ENUNCIADO A: Indique se cada afirmação abaixo está de acordo com o texto sobre liberdade e anarquismo, respondendo sim ou não e citando literalmente o trecho que decide: (i) o domínio pode ocorrer fora do âmbito econômico; (ii) ser cidadão ou consumista equivale a ser livre; (iii) a liberdade é um fato de isolamento.
^^^^^^^^
A liberdade segundo o Anarquismo
A liberdade que busca o anarquismo
vai de encontro a todas essas alienações e mentiras
criadas, impostas, e reproduzidas pelo interesse privado burguês.
Vai, mais além, contra toda forma de relação
alienada e de domínio entre os seres humanos e contra as criaturas
desse planeta, visto que o domínio pode dar-se fora do econômico.
Longe de ser limitante, a liberdade
é a condição principal para o desenvolvimento
das potencialidades individuais e humanas, o contrário das
“castrações” que o sistema nos sujeita,
onde temos que nos moldar e deformar dentro de modelos econômicos
baseados em princípios discriminatórios, de lucro e
ganância. Contra a “liberdade” suicida liberal e
de consumo, em que todos na sociedade somos inimigos e competidores
em busca de efemeridades materiais, a liberdade Anarquista tem claro
que “o homem só se torna homem e só chega à
consciência e à realização de sua humanidade
em sociedade e somente através da ação coletiva
da sociedade inteira.” (Bakunin, textos Anarquistas, pg.46).
E que “a liberdade não é, pois, um fato de isolamento,
mas de reflexão mútua, não de exclusão,
mas de ligação; a liberdade de todo indivíduo
é entendida apenas como a reflexão sobre sua humanidade
ou sobre seu direito humano na consciência de todos os homens
livres, seus irmãos, seus semelhantes.”(idem, pg.47).
Disso resulta que não se pode ser livre em uma sociedade de
escravos, ser cidadão ou consumista não é ser
livre visto que tais condições pressupõe um regime
de exploração e desigualdade, e se há desigualdade,
há dominação e conseqüentemente supressão
da vontade. Aquele que nasce em uma sociedade desigual, vai ser educado
para reproduzir e desigualdade e não a liberdade.
^^^^^^^^
ENUNCIADO B: Substitua "data-point" por "ponto-dados" nas entradas, do início delas até a linha que contém "x-tick-label: -10 — [338, 234, 348, 241]", inclusive. Reproduza somente essas linhas, sem nenhuma outra alteração.
^^^^^^^^
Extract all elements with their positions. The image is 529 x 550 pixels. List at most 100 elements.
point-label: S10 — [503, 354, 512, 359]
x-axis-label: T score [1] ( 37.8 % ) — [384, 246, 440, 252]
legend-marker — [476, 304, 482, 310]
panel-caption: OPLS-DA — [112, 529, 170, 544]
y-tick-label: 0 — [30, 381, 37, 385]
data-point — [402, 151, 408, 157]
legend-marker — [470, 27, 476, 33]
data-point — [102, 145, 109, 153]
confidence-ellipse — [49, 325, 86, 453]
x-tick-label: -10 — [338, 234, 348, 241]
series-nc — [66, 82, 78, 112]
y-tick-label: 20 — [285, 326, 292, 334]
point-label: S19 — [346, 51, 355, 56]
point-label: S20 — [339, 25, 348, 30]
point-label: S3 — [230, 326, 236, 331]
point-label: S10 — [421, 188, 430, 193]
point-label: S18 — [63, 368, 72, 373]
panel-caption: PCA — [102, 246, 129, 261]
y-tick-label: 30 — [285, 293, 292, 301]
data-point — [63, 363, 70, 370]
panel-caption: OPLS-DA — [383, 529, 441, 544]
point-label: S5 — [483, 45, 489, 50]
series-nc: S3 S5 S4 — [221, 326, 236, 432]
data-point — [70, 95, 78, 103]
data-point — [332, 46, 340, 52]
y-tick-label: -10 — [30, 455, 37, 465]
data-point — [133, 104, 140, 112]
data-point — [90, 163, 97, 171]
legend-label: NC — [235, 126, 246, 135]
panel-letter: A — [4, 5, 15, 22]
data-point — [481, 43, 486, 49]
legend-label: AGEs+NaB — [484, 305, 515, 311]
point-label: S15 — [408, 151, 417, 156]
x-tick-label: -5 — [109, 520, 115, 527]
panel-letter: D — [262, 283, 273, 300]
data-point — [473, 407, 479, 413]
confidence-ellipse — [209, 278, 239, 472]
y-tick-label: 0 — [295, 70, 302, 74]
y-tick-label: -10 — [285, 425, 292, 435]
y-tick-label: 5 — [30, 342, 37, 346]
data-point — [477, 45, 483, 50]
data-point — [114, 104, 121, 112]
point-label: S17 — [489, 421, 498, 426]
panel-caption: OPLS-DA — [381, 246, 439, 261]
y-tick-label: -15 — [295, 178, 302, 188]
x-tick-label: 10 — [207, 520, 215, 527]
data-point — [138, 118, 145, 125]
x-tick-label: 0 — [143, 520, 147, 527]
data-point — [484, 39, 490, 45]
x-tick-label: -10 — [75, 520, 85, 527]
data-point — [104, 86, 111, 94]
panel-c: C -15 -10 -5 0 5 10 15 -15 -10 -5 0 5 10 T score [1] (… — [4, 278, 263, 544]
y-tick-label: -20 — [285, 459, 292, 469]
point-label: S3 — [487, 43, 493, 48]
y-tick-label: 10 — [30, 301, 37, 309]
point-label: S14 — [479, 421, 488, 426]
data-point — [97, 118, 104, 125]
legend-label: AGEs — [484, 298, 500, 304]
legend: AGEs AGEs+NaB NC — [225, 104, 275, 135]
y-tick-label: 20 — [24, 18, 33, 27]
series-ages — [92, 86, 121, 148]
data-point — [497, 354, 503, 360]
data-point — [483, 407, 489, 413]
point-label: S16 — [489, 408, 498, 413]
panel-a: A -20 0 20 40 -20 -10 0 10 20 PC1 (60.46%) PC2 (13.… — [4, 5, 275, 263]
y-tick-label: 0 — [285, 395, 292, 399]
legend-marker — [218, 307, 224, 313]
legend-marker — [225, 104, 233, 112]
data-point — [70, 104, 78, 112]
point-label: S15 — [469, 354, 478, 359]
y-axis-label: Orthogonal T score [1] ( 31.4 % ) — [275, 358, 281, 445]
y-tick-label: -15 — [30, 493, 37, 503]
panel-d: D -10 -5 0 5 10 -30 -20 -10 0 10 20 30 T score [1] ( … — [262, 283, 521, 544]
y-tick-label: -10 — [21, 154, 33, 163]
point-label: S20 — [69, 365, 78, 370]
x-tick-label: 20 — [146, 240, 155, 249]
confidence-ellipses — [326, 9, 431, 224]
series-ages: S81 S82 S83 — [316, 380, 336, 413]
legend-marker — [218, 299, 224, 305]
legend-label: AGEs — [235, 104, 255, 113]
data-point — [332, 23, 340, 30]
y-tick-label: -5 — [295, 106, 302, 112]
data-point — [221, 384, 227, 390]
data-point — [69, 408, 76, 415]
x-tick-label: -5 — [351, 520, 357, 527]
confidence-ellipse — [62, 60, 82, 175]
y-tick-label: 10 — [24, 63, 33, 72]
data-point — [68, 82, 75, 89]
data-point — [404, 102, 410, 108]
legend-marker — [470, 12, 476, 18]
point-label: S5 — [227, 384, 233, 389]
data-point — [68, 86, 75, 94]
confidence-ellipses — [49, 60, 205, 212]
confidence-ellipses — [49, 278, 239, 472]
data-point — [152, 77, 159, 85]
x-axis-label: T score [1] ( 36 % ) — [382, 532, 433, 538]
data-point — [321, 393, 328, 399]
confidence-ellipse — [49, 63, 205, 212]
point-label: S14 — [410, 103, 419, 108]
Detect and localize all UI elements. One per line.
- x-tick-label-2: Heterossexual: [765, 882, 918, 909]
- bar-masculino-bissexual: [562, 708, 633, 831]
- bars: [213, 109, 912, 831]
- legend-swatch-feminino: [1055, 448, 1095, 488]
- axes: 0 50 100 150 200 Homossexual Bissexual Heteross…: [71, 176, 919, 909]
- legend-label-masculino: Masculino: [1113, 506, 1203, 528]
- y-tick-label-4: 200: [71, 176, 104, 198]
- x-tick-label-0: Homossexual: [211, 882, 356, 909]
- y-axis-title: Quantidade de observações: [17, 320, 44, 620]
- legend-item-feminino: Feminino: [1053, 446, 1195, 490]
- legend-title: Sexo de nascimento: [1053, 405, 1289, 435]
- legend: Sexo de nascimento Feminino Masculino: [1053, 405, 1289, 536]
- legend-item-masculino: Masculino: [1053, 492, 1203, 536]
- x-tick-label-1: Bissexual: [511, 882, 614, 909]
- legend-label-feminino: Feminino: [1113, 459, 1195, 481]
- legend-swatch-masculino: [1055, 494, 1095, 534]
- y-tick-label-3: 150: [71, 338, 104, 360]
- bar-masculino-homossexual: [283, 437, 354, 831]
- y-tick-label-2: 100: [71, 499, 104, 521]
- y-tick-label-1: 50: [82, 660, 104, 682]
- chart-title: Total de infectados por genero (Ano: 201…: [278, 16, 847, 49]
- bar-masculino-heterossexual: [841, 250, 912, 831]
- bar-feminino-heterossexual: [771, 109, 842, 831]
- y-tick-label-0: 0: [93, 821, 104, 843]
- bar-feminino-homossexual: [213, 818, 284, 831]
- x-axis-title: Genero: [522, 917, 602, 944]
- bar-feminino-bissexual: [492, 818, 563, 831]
^^^^^^^^
RESPOSTA A:
(i) Sim: "visto que o domínio pode dar-se fora do econômico"
(ii) Não: "ser cidadão ou consumista não é ser livre"
(iii) Não: "a liberdade não é, pois, um fato de isolamento"

RESPOSTA B:
Extract all elements with their positions. The image is 529 x 550 pixels. List at most 100 elements.
point-label: S10 — [503, 354, 512, 359]
x-axis-label: T score [1] ( 37.8 % ) — [384, 246, 440, 252]
legend-marker — [476, 304, 482, 310]
panel-caption: OPLS-DA — [112, 529, 170, 544]
y-tick-label: 0 — [30, 381, 37, 385]
ponto-dados — [402, 151, 408, 157]
legend-marker — [470, 27, 476, 33]
ponto-dados — [102, 145, 109, 153]
confidence-ellipse — [49, 325, 86, 453]
x-tick-label: -10 — [338, 234, 348, 241]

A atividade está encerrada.